=== Exercise prompt ===
Below are some records. Copy every line in them that holds "Withdrawal".

=== Supplied material ===
● ● ●

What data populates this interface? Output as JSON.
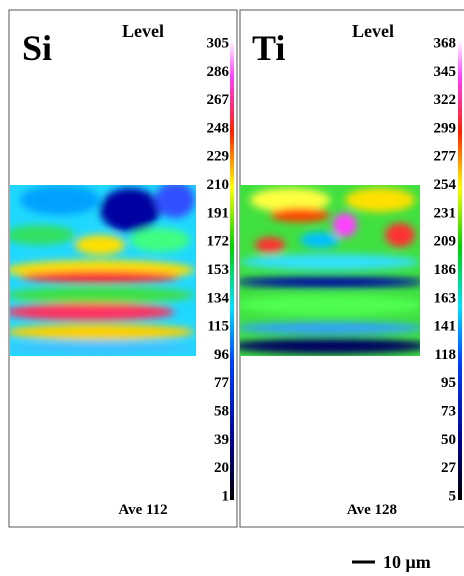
{
  "panels": [
    {
      "element": "Si",
      "level_label": "Level",
      "levels": [
        305,
        286,
        267,
        248,
        229,
        210,
        191,
        172,
        153,
        134,
        115,
        96,
        77,
        58,
        39,
        20,
        1
      ],
      "average": "Ave 112"
    },
    {
      "element": "Ti",
      "level_label": "Level",
      "levels": [
        368,
        345,
        322,
        299,
        277,
        254,
        231,
        209,
        186,
        163,
        141,
        118,
        95,
        73,
        50,
        27,
        5
      ],
      "average": "Ave 128"
    }
  ],
  "scale_bar": "10 μm"
}
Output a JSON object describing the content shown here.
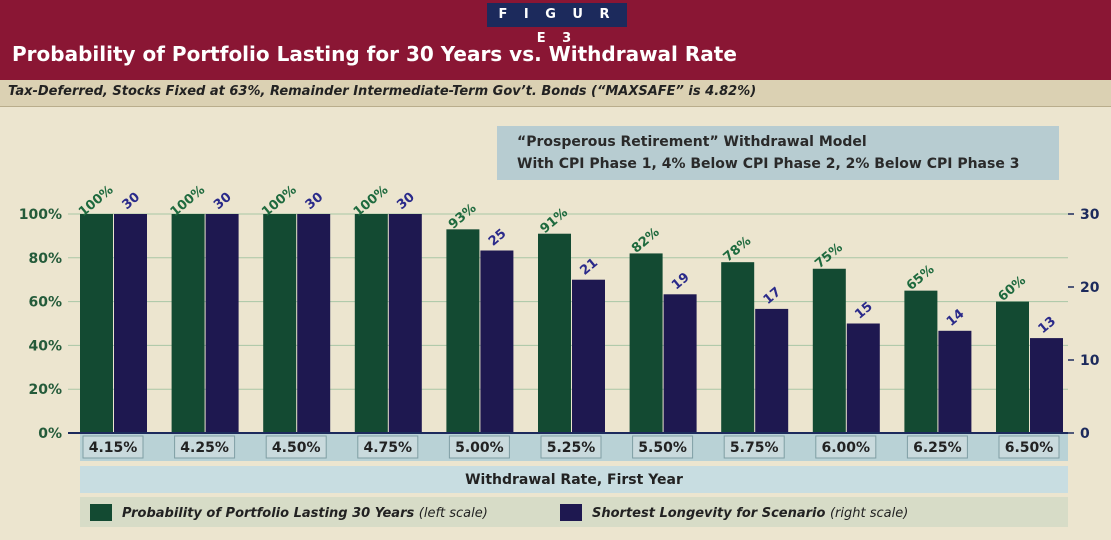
{
  "figure_label": "F I G U R E   3",
  "chart_data": {
    "type": "bar",
    "title": "Probability of Portfolio Lasting for 30 Years vs. Withdrawal Rate",
    "subtitle": "Tax-Deferred, Stocks Fixed at 63%, Remainder Intermediate-Term Gov’t. Bonds (“MAXSAFE” is 4.82%)",
    "annotation": [
      "“Prosperous Retirement” Withdrawal Model",
      "With CPI Phase 1, 4% Below CPI Phase 2, 2% Below CPI Phase 3"
    ],
    "xlabel": "Withdrawal Rate, First Year",
    "categories": [
      "4.15%",
      "4.25%",
      "4.50%",
      "4.75%",
      "5.00%",
      "5.25%",
      "5.50%",
      "5.75%",
      "6.00%",
      "6.25%",
      "6.50%"
    ],
    "y_left": {
      "ticks": [
        "0%",
        "20%",
        "40%",
        "60%",
        "80%",
        "100%"
      ],
      "ylim": [
        0,
        100
      ]
    },
    "y_right": {
      "ticks": [
        "0",
        "10",
        "20",
        "30"
      ],
      "ylim": [
        0,
        30
      ]
    },
    "grid": true,
    "legend_position": "bottom",
    "series": [
      {
        "name": "Probability of Portfolio Lasting 30 Years",
        "axis_note": "(left scale)",
        "axis": "left",
        "color": "#134a32",
        "values": [
          100,
          100,
          100,
          100,
          93,
          91,
          82,
          78,
          75,
          65,
          60
        ],
        "labels": [
          "100%",
          "100%",
          "100%",
          "100%",
          "93%",
          "91%",
          "82%",
          "78%",
          "75%",
          "65%",
          "60%"
        ]
      },
      {
        "name": "Shortest Longevity for Scenario",
        "axis_note": "(right scale)",
        "axis": "right",
        "color": "#1e1850",
        "values": [
          30,
          30,
          30,
          30,
          25,
          21,
          19,
          17,
          15,
          14,
          13
        ],
        "labels": [
          "30",
          "30",
          "30",
          "30",
          "25",
          "21",
          "19",
          "17",
          "15",
          "14",
          "13"
        ]
      }
    ]
  }
}
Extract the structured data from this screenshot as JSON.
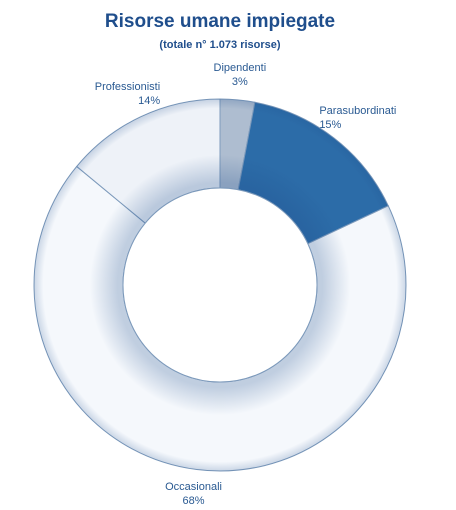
{
  "chart_data": {
    "type": "donut",
    "title": "Risorse umane impiegate",
    "subtitle": "(totale n° 1.073 risorse)",
    "categories": [
      "Dipendenti",
      "Parasubordinati",
      "Occasionali",
      "Professionisti"
    ],
    "values": [
      3,
      15,
      68,
      14
    ],
    "value_labels": [
      "3%",
      "15%",
      "68%",
      "14%"
    ],
    "colors": [
      "#aebdd0",
      "#2c6ca8",
      "#f5f8fc",
      "#eef2f8"
    ]
  }
}
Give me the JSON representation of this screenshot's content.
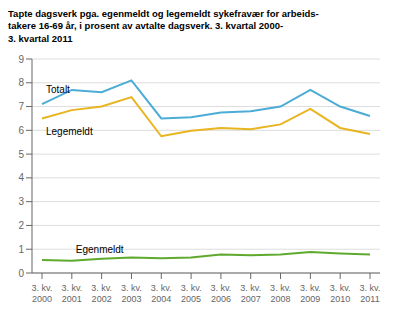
{
  "chart_data": {
    "type": "line",
    "title": "Tapte dagsverk pga. egenmeldt og legemeldt sykefravær for arbeids-\ntakere 16-69 år, i prosent av avtalte dagsverk. 3. kvartal 2000-\n3. kvartal 2011",
    "categories": [
      "3. kv.\n2000",
      "3. kv.\n2001",
      "3. kv.\n2002",
      "3. kv.\n2003",
      "3. kv.\n2004",
      "3. kv.\n2005",
      "3. kv.\n2006",
      "3. kv.\n2007",
      "3. kv.\n2008",
      "3. kv.\n2009",
      "3. kv.\n2010",
      "3. kv.\n2011"
    ],
    "series": [
      {
        "name": "Totalt",
        "color": "#4bacd6",
        "values": [
          7.1,
          7.7,
          7.6,
          8.1,
          6.5,
          6.55,
          6.75,
          6.8,
          7.0,
          7.7,
          7.0,
          6.6
        ]
      },
      {
        "name": "Legemeldt",
        "color": "#e8b520",
        "values": [
          6.5,
          6.85,
          7.0,
          7.4,
          5.75,
          5.98,
          6.1,
          6.05,
          6.25,
          6.9,
          6.1,
          5.85
        ]
      },
      {
        "name": "Egenmeldt",
        "color": "#5faa2e",
        "values": [
          0.55,
          0.52,
          0.6,
          0.65,
          0.62,
          0.65,
          0.78,
          0.75,
          0.78,
          0.88,
          0.82,
          0.78
        ]
      }
    ],
    "ylim": [
      0,
      9
    ],
    "yticks": [
      0,
      1,
      2,
      3,
      4,
      5,
      6,
      7,
      8,
      9
    ],
    "grid": true
  }
}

● ● ●

=== Task solution ===
    "title": "Probability of Portfolio Lasting for 30 Years vs. Withdrawal Rate",
      "“Prosperous Retirement” Withdrawal Model",
    "xlabel": "Withdrawal Rate, First Year",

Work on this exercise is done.